Exercise objective:
Reproduce the rows verbatim, starting at the first row and ending at the row that contains "bond <box>16 167 34 171</box>".

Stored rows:

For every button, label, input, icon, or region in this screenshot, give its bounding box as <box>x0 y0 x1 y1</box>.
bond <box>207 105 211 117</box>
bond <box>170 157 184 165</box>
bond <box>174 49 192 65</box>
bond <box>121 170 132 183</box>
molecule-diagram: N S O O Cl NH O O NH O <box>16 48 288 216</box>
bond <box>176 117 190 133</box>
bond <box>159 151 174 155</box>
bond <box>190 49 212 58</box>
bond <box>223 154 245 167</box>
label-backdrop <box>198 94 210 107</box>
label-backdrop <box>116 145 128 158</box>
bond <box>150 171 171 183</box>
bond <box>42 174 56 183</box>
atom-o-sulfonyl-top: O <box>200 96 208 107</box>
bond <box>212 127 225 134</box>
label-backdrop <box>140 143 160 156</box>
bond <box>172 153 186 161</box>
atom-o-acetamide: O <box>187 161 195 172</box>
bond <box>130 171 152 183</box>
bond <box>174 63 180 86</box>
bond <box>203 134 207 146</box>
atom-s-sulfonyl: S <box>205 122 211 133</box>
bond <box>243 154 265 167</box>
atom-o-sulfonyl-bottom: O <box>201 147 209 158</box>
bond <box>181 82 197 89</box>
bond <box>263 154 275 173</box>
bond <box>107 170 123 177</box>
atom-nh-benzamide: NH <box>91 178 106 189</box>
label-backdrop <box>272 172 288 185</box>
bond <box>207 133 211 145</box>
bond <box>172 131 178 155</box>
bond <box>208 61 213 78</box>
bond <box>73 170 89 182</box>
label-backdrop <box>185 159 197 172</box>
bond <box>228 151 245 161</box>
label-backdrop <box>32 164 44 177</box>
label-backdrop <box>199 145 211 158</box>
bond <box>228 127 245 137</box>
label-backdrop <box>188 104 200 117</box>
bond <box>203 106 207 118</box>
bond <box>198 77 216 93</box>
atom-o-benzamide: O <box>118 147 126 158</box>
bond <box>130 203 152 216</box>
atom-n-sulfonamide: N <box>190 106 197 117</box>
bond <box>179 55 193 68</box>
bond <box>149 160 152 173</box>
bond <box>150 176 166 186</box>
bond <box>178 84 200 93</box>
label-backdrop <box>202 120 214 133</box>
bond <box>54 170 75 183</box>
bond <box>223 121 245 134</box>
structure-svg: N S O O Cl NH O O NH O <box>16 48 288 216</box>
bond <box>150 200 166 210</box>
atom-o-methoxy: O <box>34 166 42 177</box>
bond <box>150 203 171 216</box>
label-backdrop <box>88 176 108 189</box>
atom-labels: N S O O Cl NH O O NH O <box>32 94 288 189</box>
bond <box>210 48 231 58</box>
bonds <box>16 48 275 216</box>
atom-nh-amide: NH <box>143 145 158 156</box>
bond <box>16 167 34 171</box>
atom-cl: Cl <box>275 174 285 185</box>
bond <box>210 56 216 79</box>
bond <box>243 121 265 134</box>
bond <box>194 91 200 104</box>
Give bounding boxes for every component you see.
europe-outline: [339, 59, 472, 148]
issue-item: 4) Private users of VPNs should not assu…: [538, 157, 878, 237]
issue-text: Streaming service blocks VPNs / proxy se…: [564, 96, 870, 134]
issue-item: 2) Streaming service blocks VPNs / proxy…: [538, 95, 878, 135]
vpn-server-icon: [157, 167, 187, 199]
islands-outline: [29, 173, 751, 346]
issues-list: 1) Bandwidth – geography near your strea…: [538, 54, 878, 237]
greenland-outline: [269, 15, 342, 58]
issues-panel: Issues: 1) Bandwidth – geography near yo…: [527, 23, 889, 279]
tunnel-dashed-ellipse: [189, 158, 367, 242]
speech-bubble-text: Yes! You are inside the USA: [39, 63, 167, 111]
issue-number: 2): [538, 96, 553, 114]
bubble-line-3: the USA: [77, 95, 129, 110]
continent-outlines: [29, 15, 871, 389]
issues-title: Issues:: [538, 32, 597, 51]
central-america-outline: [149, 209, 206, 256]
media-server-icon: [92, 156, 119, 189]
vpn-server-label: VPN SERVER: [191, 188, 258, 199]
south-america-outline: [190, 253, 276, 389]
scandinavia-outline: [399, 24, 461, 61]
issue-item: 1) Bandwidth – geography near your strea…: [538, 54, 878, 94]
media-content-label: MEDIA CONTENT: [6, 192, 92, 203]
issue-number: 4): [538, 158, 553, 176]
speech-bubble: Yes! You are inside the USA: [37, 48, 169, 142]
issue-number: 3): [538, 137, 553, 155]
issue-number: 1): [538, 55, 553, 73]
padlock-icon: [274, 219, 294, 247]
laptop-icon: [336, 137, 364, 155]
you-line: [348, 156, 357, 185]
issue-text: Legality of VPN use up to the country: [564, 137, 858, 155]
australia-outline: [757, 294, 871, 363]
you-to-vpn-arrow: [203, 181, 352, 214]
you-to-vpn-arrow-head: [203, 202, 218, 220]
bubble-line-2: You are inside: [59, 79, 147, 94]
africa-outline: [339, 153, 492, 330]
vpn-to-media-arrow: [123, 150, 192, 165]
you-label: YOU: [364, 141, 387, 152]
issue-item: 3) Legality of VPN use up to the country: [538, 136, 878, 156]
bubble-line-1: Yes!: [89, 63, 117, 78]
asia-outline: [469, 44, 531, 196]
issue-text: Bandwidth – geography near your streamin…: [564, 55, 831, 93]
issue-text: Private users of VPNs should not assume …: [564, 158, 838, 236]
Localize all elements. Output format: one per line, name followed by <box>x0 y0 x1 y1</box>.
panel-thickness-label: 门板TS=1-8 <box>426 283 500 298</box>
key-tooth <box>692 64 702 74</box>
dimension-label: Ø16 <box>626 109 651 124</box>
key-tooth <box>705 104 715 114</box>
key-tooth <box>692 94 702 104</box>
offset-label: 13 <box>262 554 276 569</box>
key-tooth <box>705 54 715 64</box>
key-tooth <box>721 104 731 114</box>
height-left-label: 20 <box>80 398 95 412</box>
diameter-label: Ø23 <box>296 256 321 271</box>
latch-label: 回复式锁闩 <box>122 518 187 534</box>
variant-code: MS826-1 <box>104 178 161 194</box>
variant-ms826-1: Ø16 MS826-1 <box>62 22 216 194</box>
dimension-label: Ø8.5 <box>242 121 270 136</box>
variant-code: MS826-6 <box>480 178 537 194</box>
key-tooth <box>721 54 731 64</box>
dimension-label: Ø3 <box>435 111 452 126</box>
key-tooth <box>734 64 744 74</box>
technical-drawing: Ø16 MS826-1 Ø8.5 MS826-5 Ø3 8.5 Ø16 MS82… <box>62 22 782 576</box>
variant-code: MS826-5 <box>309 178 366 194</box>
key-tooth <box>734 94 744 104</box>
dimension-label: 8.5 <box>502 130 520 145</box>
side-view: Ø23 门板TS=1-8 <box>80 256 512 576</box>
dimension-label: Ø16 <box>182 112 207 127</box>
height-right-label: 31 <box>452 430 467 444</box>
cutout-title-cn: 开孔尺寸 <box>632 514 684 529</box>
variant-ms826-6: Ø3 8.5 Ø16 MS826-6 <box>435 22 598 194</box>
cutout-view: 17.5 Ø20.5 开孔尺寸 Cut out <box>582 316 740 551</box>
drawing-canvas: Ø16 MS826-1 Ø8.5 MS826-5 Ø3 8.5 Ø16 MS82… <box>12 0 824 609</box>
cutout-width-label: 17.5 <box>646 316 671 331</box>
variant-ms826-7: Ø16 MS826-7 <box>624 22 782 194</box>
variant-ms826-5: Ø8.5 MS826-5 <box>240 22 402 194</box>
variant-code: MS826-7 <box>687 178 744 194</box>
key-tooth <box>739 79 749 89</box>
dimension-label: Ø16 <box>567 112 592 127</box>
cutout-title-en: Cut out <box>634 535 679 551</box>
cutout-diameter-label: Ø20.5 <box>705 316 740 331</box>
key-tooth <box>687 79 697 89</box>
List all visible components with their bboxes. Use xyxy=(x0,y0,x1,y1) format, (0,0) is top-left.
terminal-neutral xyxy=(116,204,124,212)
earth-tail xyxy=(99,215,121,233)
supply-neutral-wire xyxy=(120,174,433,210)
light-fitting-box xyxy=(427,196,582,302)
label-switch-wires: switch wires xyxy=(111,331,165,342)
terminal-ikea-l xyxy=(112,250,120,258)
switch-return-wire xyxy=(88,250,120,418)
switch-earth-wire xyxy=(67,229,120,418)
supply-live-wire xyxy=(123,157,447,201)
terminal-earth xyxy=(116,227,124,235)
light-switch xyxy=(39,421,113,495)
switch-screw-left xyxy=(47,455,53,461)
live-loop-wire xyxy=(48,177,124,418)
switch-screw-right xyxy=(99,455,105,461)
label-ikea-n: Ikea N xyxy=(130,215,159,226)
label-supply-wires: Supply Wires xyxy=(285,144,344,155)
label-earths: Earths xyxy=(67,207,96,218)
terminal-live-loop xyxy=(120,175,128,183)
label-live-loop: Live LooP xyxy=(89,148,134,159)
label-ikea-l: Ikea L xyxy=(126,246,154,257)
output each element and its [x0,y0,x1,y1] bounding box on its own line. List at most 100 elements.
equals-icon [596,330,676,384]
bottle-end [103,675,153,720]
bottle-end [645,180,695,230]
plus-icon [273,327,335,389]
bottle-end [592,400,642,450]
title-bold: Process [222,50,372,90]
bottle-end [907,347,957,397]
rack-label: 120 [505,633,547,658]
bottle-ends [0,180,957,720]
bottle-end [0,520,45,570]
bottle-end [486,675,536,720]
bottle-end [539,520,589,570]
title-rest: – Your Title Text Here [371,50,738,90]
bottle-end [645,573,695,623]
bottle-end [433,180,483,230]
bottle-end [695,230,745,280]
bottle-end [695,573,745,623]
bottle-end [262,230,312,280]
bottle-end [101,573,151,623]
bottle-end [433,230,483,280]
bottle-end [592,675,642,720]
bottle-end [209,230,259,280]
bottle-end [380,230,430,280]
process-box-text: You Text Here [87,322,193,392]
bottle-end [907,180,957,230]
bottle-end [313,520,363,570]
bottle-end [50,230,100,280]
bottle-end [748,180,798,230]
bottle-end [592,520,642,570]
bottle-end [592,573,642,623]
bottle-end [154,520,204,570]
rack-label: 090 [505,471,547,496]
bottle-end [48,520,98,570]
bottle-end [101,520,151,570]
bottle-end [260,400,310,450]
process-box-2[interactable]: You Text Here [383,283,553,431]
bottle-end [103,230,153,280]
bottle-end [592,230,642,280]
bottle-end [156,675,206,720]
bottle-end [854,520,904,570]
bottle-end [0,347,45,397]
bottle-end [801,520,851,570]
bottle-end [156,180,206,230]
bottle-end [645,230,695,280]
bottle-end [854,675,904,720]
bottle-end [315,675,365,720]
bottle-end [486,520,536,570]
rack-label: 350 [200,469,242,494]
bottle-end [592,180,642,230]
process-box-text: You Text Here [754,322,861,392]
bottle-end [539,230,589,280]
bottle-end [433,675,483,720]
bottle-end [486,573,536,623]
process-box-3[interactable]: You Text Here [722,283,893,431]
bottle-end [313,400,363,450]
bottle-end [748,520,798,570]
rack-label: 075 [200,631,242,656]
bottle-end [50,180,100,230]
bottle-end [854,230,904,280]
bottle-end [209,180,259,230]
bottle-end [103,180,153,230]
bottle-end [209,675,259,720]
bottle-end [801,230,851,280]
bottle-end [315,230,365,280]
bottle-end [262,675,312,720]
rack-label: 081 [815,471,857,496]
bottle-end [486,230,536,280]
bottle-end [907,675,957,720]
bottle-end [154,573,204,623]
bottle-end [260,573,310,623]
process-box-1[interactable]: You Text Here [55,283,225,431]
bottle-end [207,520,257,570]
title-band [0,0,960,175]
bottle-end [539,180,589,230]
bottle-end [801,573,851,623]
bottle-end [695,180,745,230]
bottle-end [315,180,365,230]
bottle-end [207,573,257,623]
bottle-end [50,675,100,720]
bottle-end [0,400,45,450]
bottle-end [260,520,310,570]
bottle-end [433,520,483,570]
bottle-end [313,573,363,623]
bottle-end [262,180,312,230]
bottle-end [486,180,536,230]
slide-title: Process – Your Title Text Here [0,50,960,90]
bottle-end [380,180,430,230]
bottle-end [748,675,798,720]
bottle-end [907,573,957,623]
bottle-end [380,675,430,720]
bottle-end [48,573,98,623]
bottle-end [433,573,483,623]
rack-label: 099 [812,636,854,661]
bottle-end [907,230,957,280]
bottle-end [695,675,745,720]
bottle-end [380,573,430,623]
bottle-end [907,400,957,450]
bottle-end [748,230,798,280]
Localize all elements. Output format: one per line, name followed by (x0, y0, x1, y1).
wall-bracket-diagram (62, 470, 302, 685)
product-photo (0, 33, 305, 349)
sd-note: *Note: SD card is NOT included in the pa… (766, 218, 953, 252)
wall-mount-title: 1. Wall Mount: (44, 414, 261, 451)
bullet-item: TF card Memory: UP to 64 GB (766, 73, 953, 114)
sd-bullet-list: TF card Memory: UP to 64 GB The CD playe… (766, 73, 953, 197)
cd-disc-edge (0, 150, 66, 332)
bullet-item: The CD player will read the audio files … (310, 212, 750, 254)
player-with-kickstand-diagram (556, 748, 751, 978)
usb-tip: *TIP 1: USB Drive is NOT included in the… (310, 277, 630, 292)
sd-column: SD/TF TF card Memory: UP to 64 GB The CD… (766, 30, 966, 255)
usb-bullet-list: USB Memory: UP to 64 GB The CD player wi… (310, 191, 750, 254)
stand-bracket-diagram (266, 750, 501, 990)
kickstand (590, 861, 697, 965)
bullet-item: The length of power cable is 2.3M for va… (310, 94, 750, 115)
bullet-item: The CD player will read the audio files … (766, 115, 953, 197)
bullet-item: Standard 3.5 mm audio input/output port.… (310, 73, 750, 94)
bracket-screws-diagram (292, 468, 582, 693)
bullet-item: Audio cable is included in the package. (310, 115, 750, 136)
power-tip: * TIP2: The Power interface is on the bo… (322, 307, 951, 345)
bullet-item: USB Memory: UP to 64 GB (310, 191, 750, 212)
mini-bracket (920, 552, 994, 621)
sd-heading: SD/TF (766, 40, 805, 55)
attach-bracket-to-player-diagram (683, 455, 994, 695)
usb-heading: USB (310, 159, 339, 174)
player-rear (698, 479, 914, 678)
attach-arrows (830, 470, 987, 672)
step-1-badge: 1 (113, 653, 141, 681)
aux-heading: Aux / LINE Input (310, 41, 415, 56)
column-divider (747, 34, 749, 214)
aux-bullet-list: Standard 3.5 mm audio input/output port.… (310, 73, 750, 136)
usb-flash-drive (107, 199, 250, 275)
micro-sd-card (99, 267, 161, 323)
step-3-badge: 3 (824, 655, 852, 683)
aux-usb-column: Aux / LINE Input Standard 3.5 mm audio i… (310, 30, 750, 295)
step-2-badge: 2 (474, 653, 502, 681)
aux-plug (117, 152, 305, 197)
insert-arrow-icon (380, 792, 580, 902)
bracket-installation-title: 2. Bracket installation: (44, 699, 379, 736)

Answer to this exercise:
For every button, label, input, icon, or region in this screenshot, give its bounding box as <box>x0 y0 x1 y1</box>.
bond <box>207 105 211 117</box>
bond <box>170 157 184 165</box>
bond <box>174 49 192 65</box>
bond <box>121 170 132 183</box>
molecule-diagram: N S O O Cl NH O O NH O <box>16 48 288 216</box>
bond <box>176 117 190 133</box>
bond <box>159 151 174 155</box>
bond <box>190 49 212 58</box>
bond <box>223 154 245 167</box>
label-backdrop <box>198 94 210 107</box>
label-backdrop <box>116 145 128 158</box>
bond <box>150 171 171 183</box>
bond <box>42 174 56 183</box>
atom-o-sulfonyl-top: O <box>200 96 208 107</box>
bond <box>212 127 225 134</box>
label-backdrop <box>140 143 160 156</box>
bond <box>172 153 186 161</box>
atom-o-acetamide: O <box>187 161 195 172</box>
bond <box>130 171 152 183</box>
bond <box>174 63 180 86</box>
bond <box>203 134 207 146</box>
atom-s-sulfonyl: S <box>205 122 211 133</box>
bond <box>243 154 265 167</box>
atom-o-sulfonyl-bottom: O <box>201 147 209 158</box>
bond <box>181 82 197 89</box>
bond <box>263 154 275 173</box>
bond <box>107 170 123 177</box>
atom-nh-benzamide: NH <box>91 178 106 189</box>
label-backdrop <box>272 172 288 185</box>
bond <box>207 133 211 145</box>
bond <box>172 131 178 155</box>
bond <box>208 61 213 78</box>
bond <box>73 170 89 182</box>
label-backdrop <box>185 159 197 172</box>
bond <box>228 151 245 161</box>
label-backdrop <box>32 164 44 177</box>
label-backdrop <box>199 145 211 158</box>
bond <box>228 127 245 137</box>
label-backdrop <box>188 104 200 117</box>
bond <box>203 106 207 118</box>
bond <box>198 77 216 93</box>
atom-o-benzamide: O <box>118 147 126 158</box>
bond <box>130 203 152 216</box>
atom-n-sulfonamide: N <box>190 106 197 117</box>
bond <box>179 55 193 68</box>
bond <box>149 160 152 173</box>
bond <box>150 176 166 186</box>
bond <box>178 84 200 93</box>
label-backdrop <box>202 120 214 133</box>
bond <box>54 170 75 183</box>
bond <box>223 121 245 134</box>
structure-svg: N S O O Cl NH O O NH O <box>16 48 288 216</box>
bond <box>150 200 166 210</box>
atom-o-methoxy: O <box>34 166 42 177</box>
bond <box>150 203 171 216</box>
label-backdrop <box>88 176 108 189</box>
atom-labels: N S O O Cl NH O O NH O <box>32 94 288 189</box>
bond <box>210 48 231 58</box>
bonds <box>16 48 275 216</box>
atom-nh-amide: NH <box>143 145 158 156</box>
bond <box>16 167 34 171</box>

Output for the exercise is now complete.